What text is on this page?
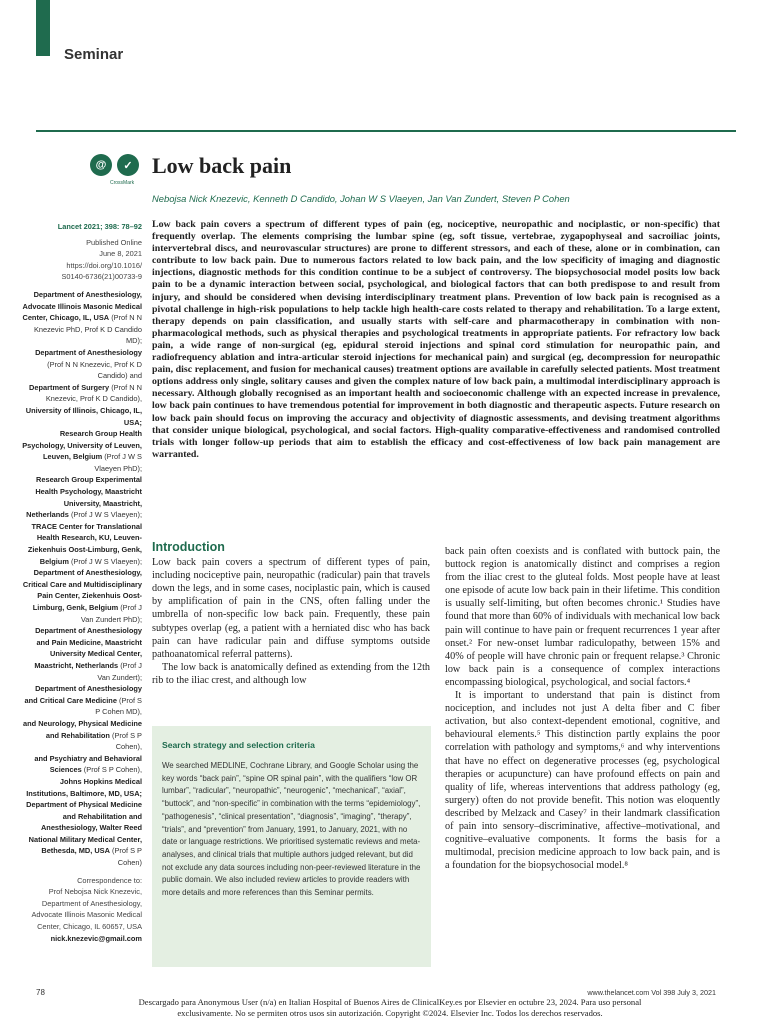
Seminar
@	✓
CrossMark
Low back pain
Nebojsa Nick Knezevic, Kenneth D Candido, Johan W S Vlaeyen, Jan Van Zundert, Steven P Cohen
Lancet 2021; 398: 78–92
Published Online
June 8, 2021
https://doi.org/10.1016/
S0140-6736(21)00733-9

Department of Anesthesiology, Advocate Illinois Masonic Medical Center, Chicago, IL, USA (Prof N N Knezevic PhD, Prof K D Candido MD);

Department of Anesthesiology (Prof N N Knezevic, Prof K D Candido) and

Department of Surgery (Prof N N Knezevic, Prof K D Candido),

University of Illinois, Chicago, IL, USA;

Research Group Health Psychology, University of Leuven, Leuven, Belgium (Prof J W S Vlaeyen PhD);

Research Group Experimental Health Psychology, Maastricht University, Maastricht, Netherlands (Prof J W S Vlaeyen);

TRACE Center for Translational Health Research, KU, Leuven-Ziekenhuis Oost-Limburg, Genk, Belgium (Prof J W S Vlaeyen);

Department of Anesthesiology, Critical Care and Multidisciplinary Pain Center, Ziekenhuis Oost-Limburg, Genk, Belgium (Prof J Van Zundert PhD);

Department of Anesthesiology and Pain Medicine, Maastricht University Medical Center, Maastricht, Netherlands (Prof J Van Zundert);

Department of Anesthesiology and Critical Care Medicine (Prof S P Cohen MD),

and Neurology, Physical Medicine and Rehabilitation (Prof S P Cohen),

and Psychiatry and Behavioral Sciences (Prof S P Cohen),

Johns Hopkins Medical Institutions, Baltimore, MD, USA;

Department of Physical Medicine and Rehabilitation and Anesthesiology, Walter Reed National Military Medical Center, Bethesda, MD, USA (Prof S P Cohen)

Correspondence to:
Prof Nebojsa Nick Knezevic, Department of Anesthesiology, Advocate Illinois Masonic Medical Center, Chicago, IL 60657, USA
nick.knezevic@gmail.com

Low back pain covers a spectrum of different types of pain (eg, nociceptive, neuropathic and nociplastic, or non-specific) that frequently overlap. The elements comprising the lumbar spine (eg, soft tissue, vertebrae, zygapophyseal and sacroiliac joints, intervertebral discs, and neurovascular structures) are prone to different stressors, and each of these, alone or in combination, can contribute to low back pain. Due to numerous factors related to low back pain, and the low specificity of imaging and diagnostic injections, diagnostic methods for this condition continue to be a subject of controversy. The biopsychosocial model posits low back pain to be a dynamic interaction between social, psychological, and biological factors that can both predispose to and result from injury, and should be considered when devising interdisciplinary treatment plans. Prevention of low back pain is recognised as a pivotal challenge in high-risk populations to help tackle high health-care costs related to therapy and rehabilitation. To a large extent, therapy depends on pain classification, and usually starts with self-care and pharmacotherapy in combination with non-pharmacological methods, such as physical therapies and psychological treatments in appropriate patients. For refractory low back pain, a wide range of non-surgical (eg, epidural steroid injections and spinal cord stimulation for neuropathic pain, and radiofrequency ablation and intra-articular steroid injections for mechanical pain) and surgical (eg, decompression for neuropathic pain, disc replacement, and fusion for mechanical causes) treatment options are available in carefully selected patients. Most treatment options address only single, solitary causes and given the complex nature of low back pain, a multimodal interdisciplinary approach is necessary. Although globally recognised as an important health and socioeconomic challenge with an expected increase in prevalence, low back pain continues to have tremendous potential for improvement in both diagnostic and therapeutic aspects. Future research on low back pain should focus on improving the accuracy and objectivity of diagnostic assessments, and devising treatment algorithms that consider unique biological, psychological, and social factors. High-quality comparative-effectiveness and randomised controlled trials with longer follow-up periods that aim to establish the efficacy and cost-effectiveness of low back pain management are warranted.

Introduction

Low back pain covers a spectrum of different types of pain, including nociceptive pain, neuropathic (radicular) pain that travels down the legs, and in some cases, nociplastic pain, which is caused by amplification of pain in the CNS, often falling under the umbrella of non-specific low back pain. Frequently, these pain subtypes overlap (eg, a patient with a herniated disc who has back pain can have radicular pain and diffuse symptoms outside pathoanatomical referral patterns).

The low back is anatomically defined as extending from the 12th rib to the iliac crest, and although low

Search strategy and selection criteria

We searched MEDLINE, Cochrane Library, and Google Scholar using the key words “back pain”, “spine OR spinal pain”, with the qualifiers “low OR lumbar”, “radicular”, “neuropathic”, “neurogenic”, “mechanical”, “axial”, “buttock”, and “non-specific” in combination with the terms “epidemiology”, “pathogenesis”, “clinical presentation”, “diagnosis”, “imaging”, “therapy”, “trials”, and “prevention” from January, 1991, to January, 2021, with no date or language restrictions. We prioritised systematic reviews and meta-analyses, and clinical trials that multiple authors judged relevant, but did not exclude any data sources including non-peer-reviewed literature in the public domain. We also included review articles to provide readers with more details and more references than this Seminar permits.

back pain often coexists and is conflated with buttock pain, the buttock region is anatomically distinct and comprises a region from the iliac crest to the gluteal folds. Most people have at least one episode of acute low back pain in their lifetime. This condition is usually self-limiting, but often becomes chronic.¹ Studies have found that more than 60% of individuals with mechanical low back pain will continue to have pain or frequent recurrences 1 year after onset.² For new-onset lumbar radiculopathy, between 15% and 40% of people will have chronic pain or frequent relapse.³ Chronic low back pain is a consequence of complex interactions encompassing biological, psychological, and social factors.⁴

It is important to understand that pain is distinct from nociception, and includes not just A delta fiber and C fiber activation, but also context-dependent emotional, cognitive, and behavioural elements.⁵ This distinction partly explains the poor correlation with pathology and symptoms,⁶ and why interventions that have no effect on degenerative processes (eg, psychological therapies or acupuncture) can have profound effects on pain and quality of life, whereas interventions that address pathology (eg, surgery) often do not provide benefit. This notion was eloquently described by Melzack and Casey⁷ in their landmark classification of pain into sensory–discriminative, affective–motivational, and cognitive–evaluative components. It forms the basis for a multimodal, precision medicine approach to low back pain, and is a foundation for the biopsychosocial model.⁸

78	www.thelancet.com Vol 398 July 3, 2021
Descargado para Anonymous User (n/a) en Italian Hospital of Buenos Aires de ClinicalKey.es por Elsevier en octubre 23, 2024. Para uso personal exclusivamente. No se permiten otros usos sin autorización. Copyright ©2024. Elsevier Inc. Todos los derechos reservados.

====

Every record should be duplicated exactly, though any picture in it must be left out.

* _TASK RESULT_
What text is on this page?
Seminar
@	✓
CrossMark
Low back pain
Nebojsa Nick Knezevic, Kenneth D Candido, Johan W S Vlaeyen, Jan Van Zundert, Steven P Cohen
Lancet 2021; 398: 78–92
Published Online
June 8, 2021
https://doi.org/10.1016/
S0140-6736(21)00733-9

Department of Anesthesiology, Advocate Illinois Masonic Medical Center, Chicago, IL, USA (Prof N N Knezevic PhD, Prof K D Candido MD);

Department of Anesthesiology (Prof N N Knezevic, Prof K D Candido) and

Department of Surgery (Prof N N Knezevic, Prof K D Candido),

University of Illinois, Chicago, IL, USA;

Research Group Health Psychology, University of Leuven, Leuven, Belgium (Prof J W S Vlaeyen PhD);

Research Group Experimental Health Psychology, Maastricht University, Maastricht, Netherlands (Prof J W S Vlaeyen);

TRACE Center for Translational Health Research, KU, Leuven-Ziekenhuis Oost-Limburg, Genk, Belgium (Prof J W S Vlaeyen);

Department of Anesthesiology, Critical Care and Multidisciplinary Pain Center, Ziekenhuis Oost-Limburg, Genk, Belgium (Prof J Van Zundert PhD);

Department of Anesthesiology and Pain Medicine, Maastricht University Medical Center, Maastricht, Netherlands (Prof J Van Zundert);

Department of Anesthesiology and Critical Care Medicine (Prof S P Cohen MD),

and Neurology, Physical Medicine and Rehabilitation (Prof S P Cohen),

and Psychiatry and Behavioral Sciences (Prof S P Cohen),

Johns Hopkins Medical Institutions, Baltimore, MD, USA;

Department of Physical Medicine and Rehabilitation and Anesthesiology, Walter Reed National Military Medical Center, Bethesda, MD, USA (Prof S P Cohen)

Correspondence to:
Prof Nebojsa Nick Knezevic, Department of Anesthesiology, Advocate Illinois Masonic Medical Center, Chicago, IL 60657, USA
nick.knezevic@gmail.com

Low back pain covers a spectrum of different types of pain (eg, nociceptive, neuropathic and nociplastic, or non-specific) that frequently overlap. The elements comprising the lumbar spine (eg, soft tissue, vertebrae, zygapophyseal and sacroiliac joints, intervertebral discs, and neurovascular structures) are prone to different stressors, and each of these, alone or in combination, can contribute to low back pain. Due to numerous factors related to low back pain, and the low specificity of imaging and diagnostic injections, diagnostic methods for this condition continue to be a subject of controversy. The biopsychosocial model posits low back pain to be a dynamic interaction between social, psychological, and biological factors that can both predispose to and result from injury, and should be considered when devising interdisciplinary treatment plans. Prevention of low back pain is recognised as a pivotal challenge in high-risk populations to help tackle high health-care costs related to therapy and rehabilitation. To a large extent, therapy depends on pain classification, and usually starts with self-care and pharmacotherapy in combination with non-pharmacological methods, such as physical therapies and psychological treatments in appropriate patients. For refractory low back pain, a wide range of non-surgical (eg, epidural steroid injections and spinal cord stimulation for neuropathic pain, and radiofrequency ablation and intra-articular steroid injections for mechanical pain) and surgical (eg, decompression for neuropathic pain, disc replacement, and fusion for mechanical causes) treatment options are available in carefully selected patients. Most treatment options address only single, solitary causes and given the complex nature of low back pain, a multimodal interdisciplinary approach is necessary. Although globally recognised as an important health and socioeconomic challenge with an expected increase in prevalence, low back pain continues to have tremendous potential for improvement in both diagnostic and therapeutic aspects. Future research on low back pain should focus on improving the accuracy and objectivity of diagnostic assessments, and devising treatment algorithms that consider unique biological, psychological, and social factors. High-quality comparative-effectiveness and randomised controlled trials with longer follow-up periods that aim to establish the efficacy and cost-effectiveness of low back pain management are warranted.

Introduction

Low back pain covers a spectrum of different types of pain, including nociceptive pain, neuropathic (radicular) pain that travels down the legs, and in some cases, nociplastic pain, which is caused by amplification of pain in the CNS, often falling under the umbrella of non-specific low back pain. Frequently, these pain subtypes overlap (eg, a patient with a herniated disc who has back pain can have radicular pain and diffuse symptoms outside pathoanatomical referral patterns).

The low back is anatomically defined as extending from the 12th rib to the iliac crest, and although low

Search strategy and selection criteria

We searched MEDLINE, Cochrane Library, and Google Scholar using the key words “back pain”, “spine OR spinal pain”, with the qualifiers “low OR lumbar”, “radicular”, “neuropathic”, “neurogenic”, “mechanical”, “axial”, “buttock”, and “non-specific” in combination with the terms “epidemiology”, “pathogenesis”, “clinical presentation”, “diagnosis”, “imaging”, “therapy”, “trials”, and “prevention” from January, 1991, to January, 2021, with no date or language restrictions. We prioritised systematic reviews and meta-analyses, and clinical trials that multiple authors judged relevant, but did not exclude any data sources including non-peer-reviewed literature in the public domain. We also included review articles to provide readers with more details and more references than this Seminar permits.

back pain often coexists and is conflated with buttock pain, the buttock region is anatomically distinct and comprises a region from the iliac crest to the gluteal folds. Most people have at least one episode of acute low back pain in their lifetime. This condition is usually self-limiting, but often becomes chronic.¹ Studies have found that more than 60% of individuals with mechanical low back pain will continue to have pain or frequent recurrences 1 year after onset.² For new-onset lumbar radiculopathy, between 15% and 40% of people will have chronic pain or frequent relapse.³ Chronic low back pain is a consequence of complex interactions encompassing biological, psychological, and social factors.⁴

It is important to understand that pain is distinct from nociception, and includes not just A delta fiber and C fiber activation, but also context-dependent emotional, cognitive, and behavioural elements.⁵ This distinction partly explains the poor correlation with pathology and symptoms,⁶ and why interventions that have no effect on degenerative processes (eg, psychological therapies or acupuncture) can have profound effects on pain and quality of life, whereas interventions that address pathology (eg, surgery) often do not provide benefit. This notion was eloquently described by Melzack and Casey⁷ in their landmark classification of pain into sensory–discriminative, affective–motivational, and cognitive–evaluative components. It forms the basis for a multimodal, precision medicine approach to low back pain, and is a foundation for the biopsychosocial model.⁸

78	www.thelancet.com Vol 398 July 3, 2021
Descargado para Anonymous User (n/a) en Italian Hospital of Buenos Aires de ClinicalKey.es por Elsevier en octubre 23, 2024. Para uso personal exclusivamente. No se permiten otros usos sin autorización. Copyright ©2024. Elsevier Inc. Todos los derechos reservados.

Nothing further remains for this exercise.